:: What to produce ::
Please transcribe the data below exactly. Leave the pictures out.
--- Begin The input ---
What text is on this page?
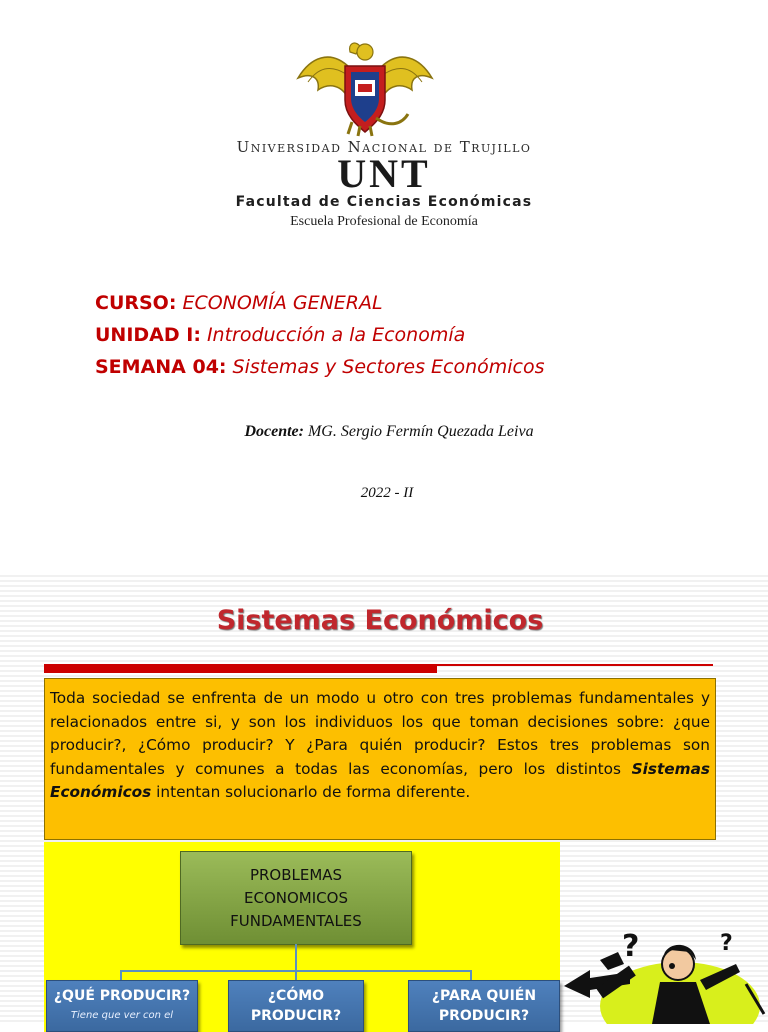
Universidad Nacional de Trujillo
UNT
Facultad de Ciencias Económicas
Escuela Profesional de Economía
CURSO: ECONOMÍA GENERAL
UNIDAD I: Introducción a la Economía
SEMANA 04: Sistemas y Sectores Económicos
Docente: MG. Sergio Fermín Quezada Leiva
2022 - II
Sistemas Económicos

Toda sociedad se enfrenta de un modo u otro con tres problemas fundamentales y relacionados entre si, y son los individuos los que toman decisiones sobre: ¿que producir?, ¿Cómo producir? Y ¿Para quién producir? Estos tres problemas son fundamentales y comunes a todas las economías, pero los distintos Sistemas Económicos intentan solucionarlo de forma diferente.

PROBLEMAS ECONOMICOS FUNDAMENTALES
¿QUÉ PRODUCIR?
Tiene que ver con el
¿CÓMO PRODUCIR?
¿PARA QUIÉN PRODUCIR?
?	?
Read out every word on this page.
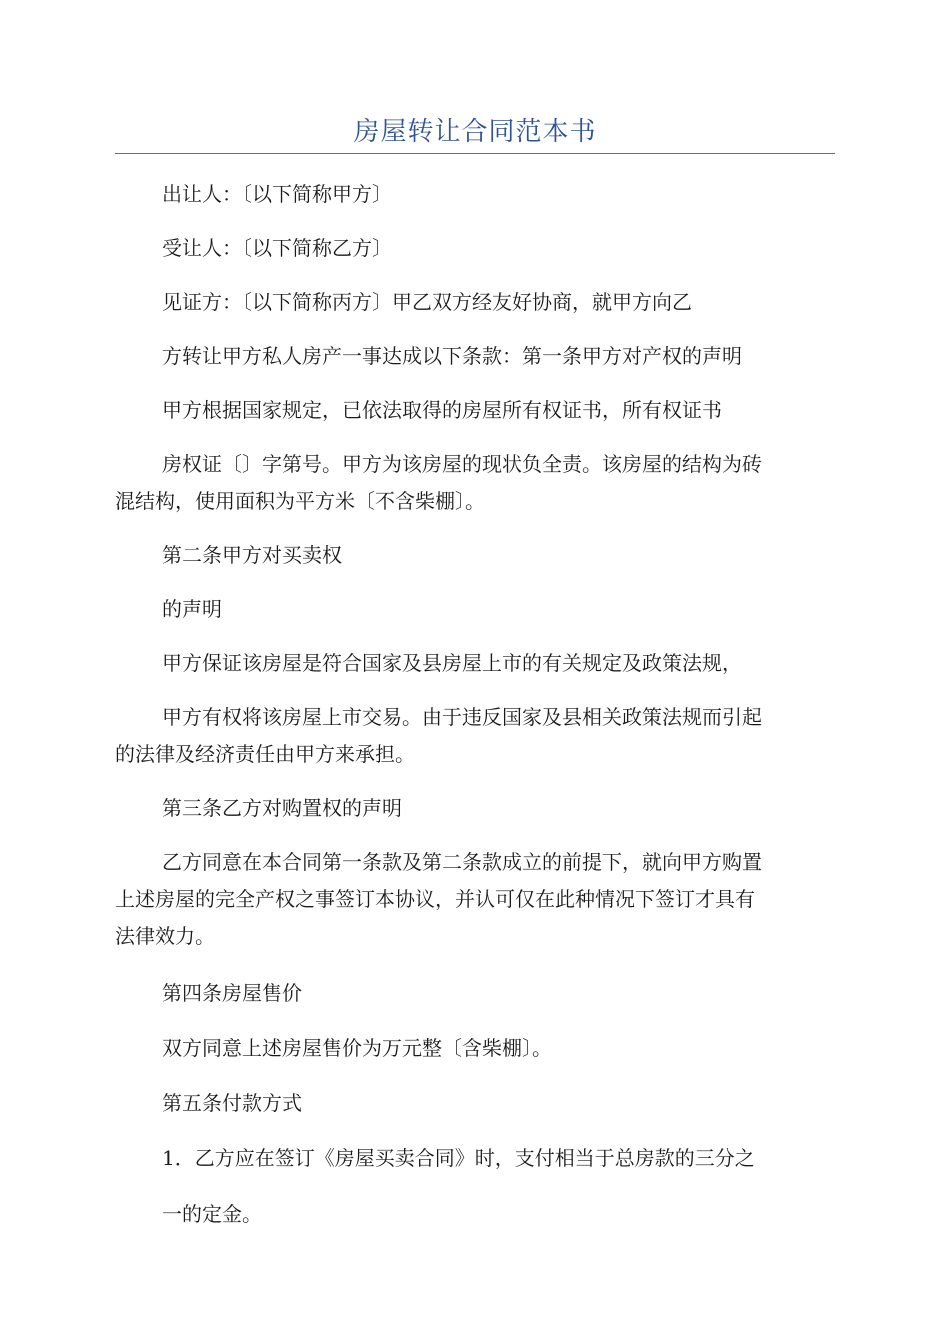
房屋转让合同范本书
出让人：〔以下简称甲方〕
受让人：〔以下简称乙方〕
见证方：〔以下简称丙方〕甲乙双方经友好协商，就甲方向乙
方转让甲方私人房产一事达成以下条款：第一条甲方对产权的声明
甲方根据国家规定，已依法取得的房屋所有权证书，所有权证书
房权证〔〕字第号。甲方为该房屋的现状负全责。该房屋的结构为砖
混结构，使用面积为平方米〔不含柴棚〕。
第二条甲方对买卖权
的声明
甲方保证该房屋是符合国家及县房屋上市的有关规定及政策法规，
甲方有权将该房屋上市交易。由于违反国家及县相关政策法规而引起
的法律及经济责任由甲方来承担。
第三条乙方对购置权的声明
乙方同意在本合同第一条款及第二条款成立的前提下，就向甲方购置
上述房屋的完全产权之事签订本协议，并认可仅在此种情况下签订才具有
法律效力。
第四条房屋售价
双方同意上述房屋售价为万元整〔含柴棚〕。
第五条付款方式
1．乙方应在签订《房屋买卖合同》时，支付相当于总房款的三分之
一的定金。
--- End The input ---
:: Solved exercise ::
What text is on this page?
Universidad Nacional de Trujillo
UNT
Facultad de Ciencias Económicas
Escuela Profesional de Economía
CURSO: ECONOMÍA GENERAL
UNIDAD I: Introducción a la Economía
SEMANA 04: Sistemas y Sectores Económicos
Docente: MG. Sergio Fermín Quezada Leiva
2022 - II
Sistemas Económicos

Toda sociedad se enfrenta de un modo u otro con tres problemas fundamentales y relacionados entre si, y son los individuos los que toman decisiones sobre: ¿que producir?, ¿Cómo producir? Y ¿Para quién producir? Estos tres problemas son fundamentales y comunes a todas las economías, pero los distintos Sistemas Económicos intentan solucionarlo de forma diferente.

PROBLEMAS ECONOMICOS FUNDAMENTALES
¿QUÉ PRODUCIR?
Tiene que ver con el
¿CÓMO PRODUCIR?
¿PARA QUIÉN PRODUCIR?
?	?
Read out every word on this page.
房屋转让合同范本书
出让人：〔以下简称甲方〕
受让人：〔以下简称乙方〕
见证方：〔以下简称丙方〕甲乙双方经友好协商，就甲方向乙
方转让甲方私人房产一事达成以下条款：第一条甲方对产权的声明
甲方根据国家规定，已依法取得的房屋所有权证书，所有权证书
房权证〔〕字第号。甲方为该房屋的现状负全责。该房屋的结构为砖
混结构，使用面积为平方米〔不含柴棚〕。
第二条甲方对买卖权
的声明
甲方保证该房屋是符合国家及县房屋上市的有关规定及政策法规，
甲方有权将该房屋上市交易。由于违反国家及县相关政策法规而引起
的法律及经济责任由甲方来承担。
第三条乙方对购置权的声明
乙方同意在本合同第一条款及第二条款成立的前提下，就向甲方购置
上述房屋的完全产权之事签订本协议，并认可仅在此种情况下签订才具有
法律效力。
第四条房屋售价
双方同意上述房屋售价为万元整〔含柴棚〕。
第五条付款方式
1．乙方应在签订《房屋买卖合同》时，支付相当于总房款的三分之
一的定金。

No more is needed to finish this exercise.